Recorded data
....
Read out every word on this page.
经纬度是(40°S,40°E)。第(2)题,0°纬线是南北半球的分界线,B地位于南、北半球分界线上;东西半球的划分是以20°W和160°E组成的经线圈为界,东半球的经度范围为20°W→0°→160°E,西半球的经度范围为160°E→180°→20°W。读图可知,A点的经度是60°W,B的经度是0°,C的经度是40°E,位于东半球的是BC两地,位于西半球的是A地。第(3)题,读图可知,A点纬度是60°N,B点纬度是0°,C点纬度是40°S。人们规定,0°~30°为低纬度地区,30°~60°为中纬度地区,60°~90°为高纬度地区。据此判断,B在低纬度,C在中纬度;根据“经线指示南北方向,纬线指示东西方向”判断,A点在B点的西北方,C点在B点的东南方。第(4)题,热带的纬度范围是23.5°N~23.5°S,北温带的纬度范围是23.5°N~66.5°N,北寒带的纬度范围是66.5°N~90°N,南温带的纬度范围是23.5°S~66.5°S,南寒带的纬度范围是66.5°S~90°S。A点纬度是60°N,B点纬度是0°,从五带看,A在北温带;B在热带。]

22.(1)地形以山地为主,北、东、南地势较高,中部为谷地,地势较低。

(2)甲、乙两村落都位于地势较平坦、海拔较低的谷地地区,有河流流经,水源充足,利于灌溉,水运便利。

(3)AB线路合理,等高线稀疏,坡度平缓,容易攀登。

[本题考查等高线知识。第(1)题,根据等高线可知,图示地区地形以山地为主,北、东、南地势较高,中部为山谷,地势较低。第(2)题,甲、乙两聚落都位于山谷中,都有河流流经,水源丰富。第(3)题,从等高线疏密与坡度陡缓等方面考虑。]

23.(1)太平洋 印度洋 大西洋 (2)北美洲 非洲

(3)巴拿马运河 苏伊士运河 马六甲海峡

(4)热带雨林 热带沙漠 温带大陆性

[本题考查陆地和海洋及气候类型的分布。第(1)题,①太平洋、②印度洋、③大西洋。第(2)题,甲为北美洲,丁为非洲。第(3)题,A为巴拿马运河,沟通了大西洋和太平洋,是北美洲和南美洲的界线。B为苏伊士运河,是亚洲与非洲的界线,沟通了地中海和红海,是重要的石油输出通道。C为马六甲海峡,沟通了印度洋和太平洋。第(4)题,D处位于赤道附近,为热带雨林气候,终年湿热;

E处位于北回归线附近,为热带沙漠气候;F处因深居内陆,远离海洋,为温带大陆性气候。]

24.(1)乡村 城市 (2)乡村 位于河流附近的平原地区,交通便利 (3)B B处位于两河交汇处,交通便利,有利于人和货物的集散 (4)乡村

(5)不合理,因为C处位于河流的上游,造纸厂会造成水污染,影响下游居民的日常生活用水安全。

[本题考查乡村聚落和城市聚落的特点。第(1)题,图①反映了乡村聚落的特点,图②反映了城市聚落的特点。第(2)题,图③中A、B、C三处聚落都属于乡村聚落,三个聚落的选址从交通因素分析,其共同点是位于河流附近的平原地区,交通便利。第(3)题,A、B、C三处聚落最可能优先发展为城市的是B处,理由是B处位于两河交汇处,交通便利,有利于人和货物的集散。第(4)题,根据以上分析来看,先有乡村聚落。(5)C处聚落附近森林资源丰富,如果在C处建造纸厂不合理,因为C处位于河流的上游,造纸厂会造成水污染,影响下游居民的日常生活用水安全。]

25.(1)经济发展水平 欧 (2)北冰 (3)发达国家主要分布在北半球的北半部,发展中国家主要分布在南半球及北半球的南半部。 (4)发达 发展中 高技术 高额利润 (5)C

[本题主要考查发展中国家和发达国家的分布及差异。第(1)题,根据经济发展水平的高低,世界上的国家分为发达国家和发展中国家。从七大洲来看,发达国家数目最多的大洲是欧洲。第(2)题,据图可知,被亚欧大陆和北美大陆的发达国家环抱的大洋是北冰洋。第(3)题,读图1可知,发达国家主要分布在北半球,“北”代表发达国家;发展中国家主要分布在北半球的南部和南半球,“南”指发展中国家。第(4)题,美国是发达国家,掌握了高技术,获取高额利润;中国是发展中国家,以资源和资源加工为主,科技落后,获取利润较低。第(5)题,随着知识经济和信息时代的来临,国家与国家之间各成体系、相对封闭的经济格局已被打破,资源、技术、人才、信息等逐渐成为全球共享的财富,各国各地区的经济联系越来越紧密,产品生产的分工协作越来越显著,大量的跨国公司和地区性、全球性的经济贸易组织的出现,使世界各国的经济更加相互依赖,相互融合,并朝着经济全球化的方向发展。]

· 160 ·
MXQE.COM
....
Stated goal
Repeat the data in its entirety, character for character.

Response
Read out every word on this page.
经纬度是(40°S,40°E)。第(2)题,0°纬线是南北半球的分界线,B地位于南、北半球分界线上;东西半球的划分是以20°W和160°E组成的经线圈为界,东半球的经度范围为20°W→0°→160°E,西半球的经度范围为160°E→180°→20°W。读图可知,A点的经度是60°W,B的经度是0°,C的经度是40°E,位于东半球的是BC两地,位于西半球的是A地。第(3)题,读图可知,A点纬度是60°N,B点纬度是0°,C点纬度是40°S。人们规定,0°~30°为低纬度地区,30°~60°为中纬度地区,60°~90°为高纬度地区。据此判断,B在低纬度,C在中纬度;根据“经线指示南北方向,纬线指示东西方向”判断,A点在B点的西北方,C点在B点的东南方。第(4)题,热带的纬度范围是23.5°N~23.5°S,北温带的纬度范围是23.5°N~66.5°N,北寒带的纬度范围是66.5°N~90°N,南温带的纬度范围是23.5°S~66.5°S,南寒带的纬度范围是66.5°S~90°S。A点纬度是60°N,B点纬度是0°,从五带看,A在北温带;B在热带。]

22.(1)地形以山地为主,北、东、南地势较高,中部为谷地,地势较低。

(2)甲、乙两村落都位于地势较平坦、海拔较低的谷地地区,有河流流经,水源充足,利于灌溉,水运便利。

(3)AB线路合理,等高线稀疏,坡度平缓,容易攀登。

[本题考查等高线知识。第(1)题,根据等高线可知,图示地区地形以山地为主,北、东、南地势较高,中部为山谷,地势较低。第(2)题,甲、乙两聚落都位于山谷中,都有河流流经,水源丰富。第(3)题,从等高线疏密与坡度陡缓等方面考虑。]

23.(1)太平洋 印度洋 大西洋 (2)北美洲 非洲

(3)巴拿马运河 苏伊士运河 马六甲海峡

(4)热带雨林 热带沙漠 温带大陆性

[本题考查陆地和海洋及气候类型的分布。第(1)题,①太平洋、②印度洋、③大西洋。第(2)题,甲为北美洲,丁为非洲。第(3)题,A为巴拿马运河,沟通了大西洋和太平洋,是北美洲和南美洲的界线。B为苏伊士运河,是亚洲与非洲的界线,沟通了地中海和红海,是重要的石油输出通道。C为马六甲海峡,沟通了印度洋和太平洋。第(4)题,D处位于赤道附近,为热带雨林气候,终年湿热;

E处位于北回归线附近,为热带沙漠气候;F处因深居内陆,远离海洋,为温带大陆性气候。]

24.(1)乡村 城市 (2)乡村 位于河流附近的平原地区,交通便利 (3)B B处位于两河交汇处,交通便利,有利于人和货物的集散 (4)乡村

(5)不合理,因为C处位于河流的上游,造纸厂会造成水污染,影响下游居民的日常生活用水安全。

[本题考查乡村聚落和城市聚落的特点。第(1)题,图①反映了乡村聚落的特点,图②反映了城市聚落的特点。第(2)题,图③中A、B、C三处聚落都属于乡村聚落,三个聚落的选址从交通因素分析,其共同点是位于河流附近的平原地区,交通便利。第(3)题,A、B、C三处聚落最可能优先发展为城市的是B处,理由是B处位于两河交汇处,交通便利,有利于人和货物的集散。第(4)题,根据以上分析来看,先有乡村聚落。(5)C处聚落附近森林资源丰富,如果在C处建造纸厂不合理,因为C处位于河流的上游,造纸厂会造成水污染,影响下游居民的日常生活用水安全。]

25.(1)经济发展水平 欧 (2)北冰 (3)发达国家主要分布在北半球的北半部,发展中国家主要分布在南半球及北半球的南半部。 (4)发达 发展中 高技术 高额利润 (5)C

[本题主要考查发展中国家和发达国家的分布及差异。第(1)题,根据经济发展水平的高低,世界上的国家分为发达国家和发展中国家。从七大洲来看,发达国家数目最多的大洲是欧洲。第(2)题,据图可知,被亚欧大陆和北美大陆的发达国家环抱的大洋是北冰洋。第(3)题,读图1可知,发达国家主要分布在北半球,“北”代表发达国家;发展中国家主要分布在北半球的南部和南半球,“南”指发展中国家。第(4)题,美国是发达国家,掌握了高技术,获取高额利润;中国是发展中国家,以资源和资源加工为主,科技落后,获取利润较低。第(5)题,随着知识经济和信息时代的来临,国家与国家之间各成体系、相对封闭的经济格局已被打破,资源、技术、人才、信息等逐渐成为全球共享的财富,各国各地区的经济联系越来越紧密,产品生产的分工协作越来越显著,大量的跨国公司和地区性、全球性的经济贸易组织的出现,使世界各国的经济更加相互依赖,相互融合,并朝着经济全球化的方向发展。]

· 160 ·
MXQE.COM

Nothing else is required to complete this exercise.